- [Element location listings]:
— start —

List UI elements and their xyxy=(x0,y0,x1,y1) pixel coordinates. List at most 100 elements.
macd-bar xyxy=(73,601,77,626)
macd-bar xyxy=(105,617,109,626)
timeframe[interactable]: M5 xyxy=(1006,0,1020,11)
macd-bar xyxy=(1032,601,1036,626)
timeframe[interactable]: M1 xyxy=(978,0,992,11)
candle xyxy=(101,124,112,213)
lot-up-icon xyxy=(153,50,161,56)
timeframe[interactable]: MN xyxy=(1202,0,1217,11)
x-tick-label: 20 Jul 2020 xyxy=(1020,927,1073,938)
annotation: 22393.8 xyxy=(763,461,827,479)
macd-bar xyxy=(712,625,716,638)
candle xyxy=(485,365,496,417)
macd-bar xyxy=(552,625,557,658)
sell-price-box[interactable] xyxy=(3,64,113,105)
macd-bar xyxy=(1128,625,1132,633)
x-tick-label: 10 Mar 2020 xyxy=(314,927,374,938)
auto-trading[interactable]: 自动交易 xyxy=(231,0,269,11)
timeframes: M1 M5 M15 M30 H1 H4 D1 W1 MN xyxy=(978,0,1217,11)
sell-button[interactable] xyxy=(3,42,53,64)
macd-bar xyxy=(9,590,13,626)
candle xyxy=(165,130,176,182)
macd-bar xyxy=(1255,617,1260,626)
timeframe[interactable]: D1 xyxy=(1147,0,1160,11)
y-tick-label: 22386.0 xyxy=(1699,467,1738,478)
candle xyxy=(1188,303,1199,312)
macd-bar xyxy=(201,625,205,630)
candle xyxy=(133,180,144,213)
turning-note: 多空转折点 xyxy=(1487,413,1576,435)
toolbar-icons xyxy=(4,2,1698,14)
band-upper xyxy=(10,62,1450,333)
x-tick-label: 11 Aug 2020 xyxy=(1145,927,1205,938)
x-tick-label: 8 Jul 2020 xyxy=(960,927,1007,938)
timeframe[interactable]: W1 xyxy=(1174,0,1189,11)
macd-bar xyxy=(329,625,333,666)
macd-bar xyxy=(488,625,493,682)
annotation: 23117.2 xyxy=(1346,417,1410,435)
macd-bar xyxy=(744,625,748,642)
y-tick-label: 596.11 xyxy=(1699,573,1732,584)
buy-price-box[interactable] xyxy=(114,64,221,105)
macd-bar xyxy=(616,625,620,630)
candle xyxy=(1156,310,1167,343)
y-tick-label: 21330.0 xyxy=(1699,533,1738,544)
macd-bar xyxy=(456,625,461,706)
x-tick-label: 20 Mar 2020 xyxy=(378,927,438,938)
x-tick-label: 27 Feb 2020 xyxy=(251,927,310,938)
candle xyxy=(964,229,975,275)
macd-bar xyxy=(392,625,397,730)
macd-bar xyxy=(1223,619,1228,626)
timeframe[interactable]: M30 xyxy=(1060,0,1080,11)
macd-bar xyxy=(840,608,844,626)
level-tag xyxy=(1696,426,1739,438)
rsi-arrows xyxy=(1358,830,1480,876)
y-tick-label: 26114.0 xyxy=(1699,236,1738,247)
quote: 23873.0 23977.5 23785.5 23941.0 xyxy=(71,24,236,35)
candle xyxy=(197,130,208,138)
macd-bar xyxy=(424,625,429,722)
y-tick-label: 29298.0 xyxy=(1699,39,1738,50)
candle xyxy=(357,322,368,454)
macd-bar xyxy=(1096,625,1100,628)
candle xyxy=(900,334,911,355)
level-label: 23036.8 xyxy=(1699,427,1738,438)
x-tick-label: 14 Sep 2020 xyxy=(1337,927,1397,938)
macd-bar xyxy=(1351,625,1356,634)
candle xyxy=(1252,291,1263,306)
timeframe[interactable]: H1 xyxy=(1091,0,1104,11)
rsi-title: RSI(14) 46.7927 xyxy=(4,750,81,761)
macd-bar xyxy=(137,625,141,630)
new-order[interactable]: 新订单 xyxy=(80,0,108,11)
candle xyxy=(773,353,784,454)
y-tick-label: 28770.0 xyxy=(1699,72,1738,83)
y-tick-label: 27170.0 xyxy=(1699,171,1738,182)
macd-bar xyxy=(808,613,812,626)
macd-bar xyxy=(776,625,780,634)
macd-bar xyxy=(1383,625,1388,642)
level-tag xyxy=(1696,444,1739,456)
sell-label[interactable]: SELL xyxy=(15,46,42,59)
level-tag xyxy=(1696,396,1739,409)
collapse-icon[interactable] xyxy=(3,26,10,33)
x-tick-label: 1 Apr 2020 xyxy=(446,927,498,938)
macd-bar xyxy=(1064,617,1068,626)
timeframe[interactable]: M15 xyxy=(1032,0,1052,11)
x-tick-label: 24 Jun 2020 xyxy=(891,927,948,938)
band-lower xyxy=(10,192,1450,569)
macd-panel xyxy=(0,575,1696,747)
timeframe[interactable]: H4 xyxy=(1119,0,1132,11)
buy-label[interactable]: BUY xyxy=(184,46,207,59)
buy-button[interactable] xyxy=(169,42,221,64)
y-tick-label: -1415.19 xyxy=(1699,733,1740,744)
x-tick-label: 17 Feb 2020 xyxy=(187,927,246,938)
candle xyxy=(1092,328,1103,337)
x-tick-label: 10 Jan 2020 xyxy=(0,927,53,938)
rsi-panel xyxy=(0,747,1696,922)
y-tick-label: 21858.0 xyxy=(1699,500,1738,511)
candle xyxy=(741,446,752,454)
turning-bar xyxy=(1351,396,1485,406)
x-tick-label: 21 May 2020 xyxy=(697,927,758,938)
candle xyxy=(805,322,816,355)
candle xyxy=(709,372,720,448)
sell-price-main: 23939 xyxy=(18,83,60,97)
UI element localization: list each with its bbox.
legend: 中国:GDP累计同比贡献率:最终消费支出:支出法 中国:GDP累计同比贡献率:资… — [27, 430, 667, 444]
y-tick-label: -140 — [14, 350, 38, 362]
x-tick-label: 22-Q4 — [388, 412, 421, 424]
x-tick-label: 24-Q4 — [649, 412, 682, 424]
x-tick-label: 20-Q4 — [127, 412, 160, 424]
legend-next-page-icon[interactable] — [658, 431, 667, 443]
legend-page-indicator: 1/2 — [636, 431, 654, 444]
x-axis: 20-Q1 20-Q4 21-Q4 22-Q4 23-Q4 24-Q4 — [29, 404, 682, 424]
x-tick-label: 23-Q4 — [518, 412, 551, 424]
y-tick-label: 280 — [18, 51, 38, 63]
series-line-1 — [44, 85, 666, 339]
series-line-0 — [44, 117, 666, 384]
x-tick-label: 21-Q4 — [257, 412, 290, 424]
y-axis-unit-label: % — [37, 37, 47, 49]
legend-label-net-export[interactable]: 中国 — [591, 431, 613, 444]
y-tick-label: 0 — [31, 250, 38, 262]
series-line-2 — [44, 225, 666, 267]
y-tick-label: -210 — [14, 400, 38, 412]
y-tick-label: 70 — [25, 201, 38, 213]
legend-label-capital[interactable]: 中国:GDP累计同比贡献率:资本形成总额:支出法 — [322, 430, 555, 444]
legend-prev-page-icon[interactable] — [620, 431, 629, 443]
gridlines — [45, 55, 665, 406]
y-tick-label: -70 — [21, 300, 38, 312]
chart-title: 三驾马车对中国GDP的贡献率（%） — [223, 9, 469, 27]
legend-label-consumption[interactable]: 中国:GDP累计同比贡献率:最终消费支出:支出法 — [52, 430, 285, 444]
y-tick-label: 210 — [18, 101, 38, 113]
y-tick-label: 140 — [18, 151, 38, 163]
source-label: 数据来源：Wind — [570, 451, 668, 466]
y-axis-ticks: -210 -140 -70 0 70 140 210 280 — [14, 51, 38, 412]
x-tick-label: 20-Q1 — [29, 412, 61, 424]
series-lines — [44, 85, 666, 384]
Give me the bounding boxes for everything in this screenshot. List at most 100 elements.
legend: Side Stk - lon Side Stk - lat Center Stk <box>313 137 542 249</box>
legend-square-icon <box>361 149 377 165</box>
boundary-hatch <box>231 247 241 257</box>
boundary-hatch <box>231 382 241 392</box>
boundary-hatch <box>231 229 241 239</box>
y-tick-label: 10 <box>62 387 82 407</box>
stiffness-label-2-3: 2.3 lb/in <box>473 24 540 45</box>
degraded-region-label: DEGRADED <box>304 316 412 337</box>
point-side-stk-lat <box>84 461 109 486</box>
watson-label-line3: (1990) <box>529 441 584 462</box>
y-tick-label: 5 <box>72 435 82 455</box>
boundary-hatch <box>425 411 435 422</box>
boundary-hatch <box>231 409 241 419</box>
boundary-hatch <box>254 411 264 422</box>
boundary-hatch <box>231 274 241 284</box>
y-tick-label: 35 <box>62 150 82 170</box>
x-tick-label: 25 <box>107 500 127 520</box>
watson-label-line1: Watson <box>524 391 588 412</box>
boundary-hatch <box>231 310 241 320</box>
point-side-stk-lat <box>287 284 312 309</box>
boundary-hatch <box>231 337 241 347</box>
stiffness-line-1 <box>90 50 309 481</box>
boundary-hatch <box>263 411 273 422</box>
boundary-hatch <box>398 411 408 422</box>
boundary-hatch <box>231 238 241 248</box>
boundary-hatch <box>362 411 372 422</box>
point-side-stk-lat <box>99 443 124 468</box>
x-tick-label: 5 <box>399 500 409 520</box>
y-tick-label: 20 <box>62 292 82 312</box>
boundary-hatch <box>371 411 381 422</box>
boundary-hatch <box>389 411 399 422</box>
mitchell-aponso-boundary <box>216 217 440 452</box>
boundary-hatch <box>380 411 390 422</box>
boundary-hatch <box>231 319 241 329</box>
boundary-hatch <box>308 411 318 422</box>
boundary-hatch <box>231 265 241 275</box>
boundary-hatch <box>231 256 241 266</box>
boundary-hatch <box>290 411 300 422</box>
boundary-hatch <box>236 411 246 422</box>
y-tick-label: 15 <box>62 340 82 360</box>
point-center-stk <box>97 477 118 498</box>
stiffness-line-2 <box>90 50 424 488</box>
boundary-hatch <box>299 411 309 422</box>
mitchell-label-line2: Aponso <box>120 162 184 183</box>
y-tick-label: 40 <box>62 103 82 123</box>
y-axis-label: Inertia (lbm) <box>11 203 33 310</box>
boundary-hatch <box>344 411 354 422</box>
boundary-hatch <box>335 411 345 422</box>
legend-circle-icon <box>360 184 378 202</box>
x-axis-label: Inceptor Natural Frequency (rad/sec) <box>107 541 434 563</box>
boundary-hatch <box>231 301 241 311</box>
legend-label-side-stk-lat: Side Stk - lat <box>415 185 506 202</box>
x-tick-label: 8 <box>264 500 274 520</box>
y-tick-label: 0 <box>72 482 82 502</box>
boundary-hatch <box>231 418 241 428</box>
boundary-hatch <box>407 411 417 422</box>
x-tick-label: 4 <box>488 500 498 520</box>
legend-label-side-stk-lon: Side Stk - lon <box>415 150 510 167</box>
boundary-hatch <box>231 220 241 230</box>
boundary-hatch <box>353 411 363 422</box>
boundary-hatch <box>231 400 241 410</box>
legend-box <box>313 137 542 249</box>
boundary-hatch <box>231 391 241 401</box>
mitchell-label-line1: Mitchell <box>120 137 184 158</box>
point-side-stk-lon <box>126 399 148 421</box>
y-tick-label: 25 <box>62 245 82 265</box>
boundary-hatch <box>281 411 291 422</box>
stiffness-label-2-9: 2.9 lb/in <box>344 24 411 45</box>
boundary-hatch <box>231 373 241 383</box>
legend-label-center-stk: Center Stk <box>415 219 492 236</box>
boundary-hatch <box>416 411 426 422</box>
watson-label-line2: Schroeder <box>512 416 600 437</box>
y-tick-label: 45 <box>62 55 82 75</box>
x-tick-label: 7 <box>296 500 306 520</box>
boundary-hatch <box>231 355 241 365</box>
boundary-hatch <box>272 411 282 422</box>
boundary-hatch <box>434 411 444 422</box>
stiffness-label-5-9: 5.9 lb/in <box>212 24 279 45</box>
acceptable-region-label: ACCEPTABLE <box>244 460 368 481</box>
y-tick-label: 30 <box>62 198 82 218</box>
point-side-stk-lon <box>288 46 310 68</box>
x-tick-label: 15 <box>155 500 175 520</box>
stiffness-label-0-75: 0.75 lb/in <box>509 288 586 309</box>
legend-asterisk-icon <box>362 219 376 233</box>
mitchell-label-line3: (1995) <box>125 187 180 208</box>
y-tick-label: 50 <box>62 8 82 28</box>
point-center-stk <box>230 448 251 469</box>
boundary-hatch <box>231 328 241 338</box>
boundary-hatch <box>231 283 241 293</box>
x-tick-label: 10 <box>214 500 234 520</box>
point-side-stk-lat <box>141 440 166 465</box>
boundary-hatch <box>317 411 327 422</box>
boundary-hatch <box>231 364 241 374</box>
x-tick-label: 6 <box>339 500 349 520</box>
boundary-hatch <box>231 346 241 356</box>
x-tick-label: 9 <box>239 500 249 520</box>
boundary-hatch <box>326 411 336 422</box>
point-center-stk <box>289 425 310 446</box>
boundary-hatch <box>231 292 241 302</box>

— end —

Please turn the rows above, starting with their first line and going on through the line with "candle xyxy=(1156,310,1167,343)", into a JSON list of strings with one string per line and blank lines left out.

[
  "List UI elements and their xyxy=(x0,y0,x1,y1) pixel coordinates. List at most 100 elements.",
  "macd-bar xyxy=(73,601,77,626)",
  "macd-bar xyxy=(105,617,109,626)",
  "timeframe[interactable]: M5 xyxy=(1006,0,1020,11)",
  "macd-bar xyxy=(1032,601,1036,626)",
  "timeframe[interactable]: M1 xyxy=(978,0,992,11)",
  "candle xyxy=(101,124,112,213)",
  "lot-up-icon xyxy=(153,50,161,56)",
  "timeframe[interactable]: MN xyxy=(1202,0,1217,11)",
  "x-tick-label: 20 Jul 2020 xyxy=(1020,927,1073,938)",
  "annotation: 22393.8 xyxy=(763,461,827,479)",
  "macd-bar xyxy=(712,625,716,638)",
  "candle xyxy=(485,365,496,417)",
  "macd-bar xyxy=(552,625,557,658)",
  "sell-price-box[interactable] xyxy=(3,64,113,105)",
  "macd-bar xyxy=(1128,625,1132,633)",
  "x-tick-label: 10 Mar 2020 xyxy=(314,927,374,938)",
  "auto-trading[interactable]: 自动交易 xyxy=(231,0,269,11)",
  "timeframes: M1 M5 M15 M30 H1 H4 D1 W1 MN xyxy=(978,0,1217,11)",
  "sell-button[interactable] xyxy=(3,42,53,64)",
  "macd-bar xyxy=(9,590,13,626)",
  "candle xyxy=(165,130,176,182)",
  "macd-bar xyxy=(1255,617,1260,626)",
  "timeframe[interactable]: D1 xyxy=(1147,0,1160,11)",
  "y-tick-label: 22386.0 xyxy=(1699,467,1738,478)",
  "candle xyxy=(1188,303,1199,312)",
  "macd-bar xyxy=(201,625,205,630)",
  "candle xyxy=(133,180,144,213)",
  "turning-note: 多空转折点 xyxy=(1487,413,1576,435)",
  "toolbar-icons xyxy=(4,2,1698,14)",
  "band-upper xyxy=(10,62,1450,333)",
  "x-tick-label: 11 Aug 2020 xyxy=(1145,927,1205,938)",
  "x-tick-label: 8 Jul 2020 xyxy=(960,927,1007,938)",
  "timeframe[interactable]: W1 xyxy=(1174,0,1189,11)",
  "macd-bar xyxy=(329,625,333,666)",
  "macd-bar xyxy=(488,625,493,682)",
  "annotation: 23117.2 xyxy=(1346,417,1410,435)",
  "macd-bar xyxy=(744,625,748,642)",
  "y-tick-label: 596.11 xyxy=(1699,573,1732,584)",
  "buy-price-box[interactable] xyxy=(114,64,221,105)",
  "macd-bar xyxy=(616,625,620,630)",
  "candle xyxy=(1156,310,1167,343)"
]